- [SOURCE EXCERPT]

+ + + +

Question: My dog has growled a few times when we try and move/scoot her over. What should I do to correct this?

Answer: If you think your dog is just testing you and isn't thinking about biting, the best thing to do is to toss a treat on the floor so that she has motivation to relinquish "her" spot. As soon as she gets up, you or whoever should plop themselves right where she was lying. Have her do a "down-stay" for a couple of minutes and release her with a "good grrrrllll!!"

Caveat: if she is doing this in your bed, you need to immediately stop her from getting on any furniture at all. Dogs with possessive issues don't deserve to be on YOUR furniture. They must earn that privilege.

If you think she's trying to be bossy over y'all, or that she might be thinking about snapping at you, it is absolutely okay to squirt her full in the mouth with Listerine. And then put her in a down stay at your feet for about 3 minutes. Again, she must remain in the down-stay until you release her.

Girls are so sassy.

Wednesday, April 11, 2012


Mom got me a new rope.

I flossed my teeth with it.

Then I chewed on my blue & white
squeaky zebra

 That zebra wore me down.

Time for a nap break.

Saturday, April 7, 2012


Have we ever told you Buddy's story?

Three years ago, during what passes for an ice storm here on the Gulf Coast, someone dropped Buddy on the road near our house. We found him the next morning. The temperature was way way below freezing and the rain had turned to sleet and there was this wet, shivering black pit bull terrier huddled up on the outside of our gate.

We had to keep him separate from the other Hooligans until we could get him to the vet for a check-up. That took a couple of days because of work schedules and the local vet's office being closed for the weekend. But he finally had his health exam and  got scheduled for the Important Surgical Procedure all the other dogs have survived. And then, we talked it over and decided that we couldn't in good conscience put a pit bull with unknown history up for adoption. So he became a permanent resident of Hooligan House and Dad's special "Buddy".  He sleeps in Dad's lap and licks the grandkids clean when they come over to play, and he generally just ambles amiably through life. He's a Good Dog and keeping him was one of the best decisions we have ever made.

There were some areas where he needed help, like all rescued dogs need. For instance, he would not walk on the vinyl floor in the kitchen. It was NOT going to happen, no matter how much stinky canned food we put down on the floor to try to tempt him. Buddy sank to his belly and refused to move. That shiny expanse of slippery floor was just too scary for a dog who had never lived in a house. So we got some cheap carpet runners and put them about two feet apart from each other, and made him a red carpet runway to the kitchen. That did the trick, and gradually we moved the rugs farther and farther away from each other until one day there was no more runway.

+ + + +

(Excerpts from a layout annotation set)
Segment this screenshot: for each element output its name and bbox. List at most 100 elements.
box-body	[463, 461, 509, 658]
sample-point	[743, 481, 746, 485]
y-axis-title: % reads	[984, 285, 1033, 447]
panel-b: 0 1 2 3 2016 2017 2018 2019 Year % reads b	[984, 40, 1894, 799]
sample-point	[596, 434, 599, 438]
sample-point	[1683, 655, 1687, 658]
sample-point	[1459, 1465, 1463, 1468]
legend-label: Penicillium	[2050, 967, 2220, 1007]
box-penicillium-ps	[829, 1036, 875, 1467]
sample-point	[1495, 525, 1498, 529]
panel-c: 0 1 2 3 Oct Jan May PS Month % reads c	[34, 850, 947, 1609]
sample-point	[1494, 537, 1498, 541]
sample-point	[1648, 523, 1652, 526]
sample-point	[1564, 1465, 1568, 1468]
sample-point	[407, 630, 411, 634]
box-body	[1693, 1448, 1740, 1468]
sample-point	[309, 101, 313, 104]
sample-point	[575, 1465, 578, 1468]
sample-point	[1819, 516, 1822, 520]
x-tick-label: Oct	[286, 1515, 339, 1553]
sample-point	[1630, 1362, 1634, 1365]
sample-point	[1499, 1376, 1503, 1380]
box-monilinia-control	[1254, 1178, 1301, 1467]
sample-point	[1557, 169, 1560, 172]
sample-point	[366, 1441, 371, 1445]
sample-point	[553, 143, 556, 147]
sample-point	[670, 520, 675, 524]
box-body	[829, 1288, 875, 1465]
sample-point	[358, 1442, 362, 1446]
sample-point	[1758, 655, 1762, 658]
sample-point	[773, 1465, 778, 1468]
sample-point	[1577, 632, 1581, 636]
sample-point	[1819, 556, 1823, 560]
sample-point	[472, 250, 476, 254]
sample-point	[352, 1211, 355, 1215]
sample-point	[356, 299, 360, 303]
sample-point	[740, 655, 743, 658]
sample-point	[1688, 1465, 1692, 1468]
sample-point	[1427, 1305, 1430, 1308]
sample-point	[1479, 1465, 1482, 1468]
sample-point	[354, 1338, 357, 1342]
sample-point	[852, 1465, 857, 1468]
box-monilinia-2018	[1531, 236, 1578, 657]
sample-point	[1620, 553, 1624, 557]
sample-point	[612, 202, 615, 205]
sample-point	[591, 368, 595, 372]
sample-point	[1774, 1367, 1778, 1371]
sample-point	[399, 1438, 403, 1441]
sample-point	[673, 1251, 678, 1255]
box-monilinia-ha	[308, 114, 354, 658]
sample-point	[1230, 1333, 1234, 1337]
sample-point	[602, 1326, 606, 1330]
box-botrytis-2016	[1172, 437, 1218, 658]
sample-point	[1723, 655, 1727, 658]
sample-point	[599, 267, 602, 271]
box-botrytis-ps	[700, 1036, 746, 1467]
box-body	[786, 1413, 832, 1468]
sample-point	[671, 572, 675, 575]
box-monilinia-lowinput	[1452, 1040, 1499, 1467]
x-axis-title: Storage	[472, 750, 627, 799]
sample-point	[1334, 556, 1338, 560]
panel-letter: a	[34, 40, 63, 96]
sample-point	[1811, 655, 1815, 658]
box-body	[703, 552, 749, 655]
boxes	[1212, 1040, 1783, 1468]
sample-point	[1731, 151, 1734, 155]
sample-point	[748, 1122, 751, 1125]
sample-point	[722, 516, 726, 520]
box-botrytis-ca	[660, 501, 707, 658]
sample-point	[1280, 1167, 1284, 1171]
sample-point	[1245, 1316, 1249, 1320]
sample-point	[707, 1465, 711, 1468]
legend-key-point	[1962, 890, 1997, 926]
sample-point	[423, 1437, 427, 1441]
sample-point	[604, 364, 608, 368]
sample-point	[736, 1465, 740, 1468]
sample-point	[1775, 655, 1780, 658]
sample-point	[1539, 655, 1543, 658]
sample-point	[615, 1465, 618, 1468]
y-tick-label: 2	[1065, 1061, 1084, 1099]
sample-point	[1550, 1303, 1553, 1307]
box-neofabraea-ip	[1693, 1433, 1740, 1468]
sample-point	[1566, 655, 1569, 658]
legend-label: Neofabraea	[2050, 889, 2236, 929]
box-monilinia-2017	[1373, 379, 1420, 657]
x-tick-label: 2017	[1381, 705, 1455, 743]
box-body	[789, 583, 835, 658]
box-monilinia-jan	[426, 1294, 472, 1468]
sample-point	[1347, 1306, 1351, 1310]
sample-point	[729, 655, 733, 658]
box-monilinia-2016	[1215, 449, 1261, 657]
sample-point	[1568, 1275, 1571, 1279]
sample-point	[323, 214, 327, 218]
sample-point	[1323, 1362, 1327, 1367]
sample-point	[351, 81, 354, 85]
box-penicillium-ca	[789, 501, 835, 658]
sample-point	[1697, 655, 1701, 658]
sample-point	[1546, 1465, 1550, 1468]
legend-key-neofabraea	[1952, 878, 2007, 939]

+ + + +

- [OBJECTIVES]
**A)** Reproduce the passage of the dog blog text that begins with the words containing "Have we ever" and ends with "of our gate.".
**B)** Write what comes next in the dog blog text, picking up after its final sentence about Buddy and the kitchen runway.

- [SET OF ANSWERS]
**A)**
Have we ever told you Buddy's story?

Three years ago, during what passes for an ice storm here on the Gulf Coast, someone dropped Buddy on the road near our house. We found him the next morning. The temperature was way way below freezing and the rain had turned to sleet and there was this wet, shivering black pit bull terrier huddled up on the outside of our gate.

**B)**
Rescue dogs do come with issues. And rescue volunteers and temporary foster parents often don't have the time to research what to do to help the dogs. Shelters have to move dogs into adoption or foster as quickly as possible to make room for new dogs that need help. Sometimes, dogs are adopted out who just aren't ready to deal with the environment of a family situation. That can be big Trouble. Recently, a couple of the local rescue groups here have contacted me with questions about how best to help some of their new canine residents who came from particularly neglectful backgrounds. I'm working with them and the foster parents involved are wonderful people who want to do whatever it takes to help the dogs acclimate to living with loving humans.

Not everyone can adopt a dog and the reasons vary. Most often, people can't afford an adoption fee and vet bills. But if you have a place in your heart and home where a newly rescued dog could be temporarily fostered through his issues until he is ready for adoption ---- what a wonderful gift that would be for everyone. Imagine helping a dog learn to trust that the outstretched hand of a human means something fun is about to happen. That a shiny floor or a doorbell are not really scary things. That another dog sniffing him is not cause for alarm. Teaching a dog how to play with a toy. Teaching him what a dog treat is. And even teaching him that it's perfectly acceptable for him to eat his food from a bowl instead of the ground.

Imagine the joy and the feelings of accomplishment you would experience. Yes, it hurts to send them off to their new adoptive homes, but the tears are rewarding ones. You have done important work and you know this dog has changed from being fearful and shy to being the confident, relaxed and, hopefully, mischievous critter God intended him to be.

One dog at a time. It's special work and it's not easy work.
 But it's Good Work.

Dad and his lap dog, Buddy

Friday, April 6, 2012


Just a quick head's up:

Diamond Pet Foods is voluntarily recalling its Diamond Naturals Lamb Meal
and Rice dry dog food because it may be contaminated with salmonella.

Wednesday, April 4, 2012


There are lots of different kinds of Hooligans in the world. There’s Little Giz in Florida, and Popie up in Yankee Land. And there are the Hooli-guinapigs in Bellingham. I think there’s even a c@t somewhere that Mom calls a Signifi-Cat, who is a Hooligan. His name is Cujo. I don’t think we’ll ever get together but I’m okay with him being in the club. Being Anofficial Hooligan just means you have a Hooligan spirit. You get into mischief just for the sheer joy of it. Because you can’t not get into the mischief. If you understand that feeling, you’re a Hooligan too.

Mom and Dad went to N’awlins the other day to see a whole lotta Hooligans that are from the same dog family our Buddy is. There’s an Animal Planet show about this pit bull terrier sanctuary that just moved from California to N’awlins. It’s called Pit Bulls and Parolees. The Grand Opening of their place was last weekend. Mom and Dad took them some food and some money and spent the day touring Villalobos.

There are over 150 pit bull terriers there. Lots of them are ready to be adopted and they are GOOD dogs, happy and loving and playful like Buddy. Here are some pickshures of a couple of them. And you can find out more about them at


Next time the ‘rents go to N’awlins, it will be to visit a new foster Airedale named Godwin. He was transported from Tuscaloosa to Meridian to N’awlins and is staying with a family that was really really excited to get him. Here’s a pickshure of Godwin. He didn’t come to stay with us but he’s part of the Hooligan House family anyway.

Y’owl have a good week! And watch out for Hooliganism.
April is a good month for it!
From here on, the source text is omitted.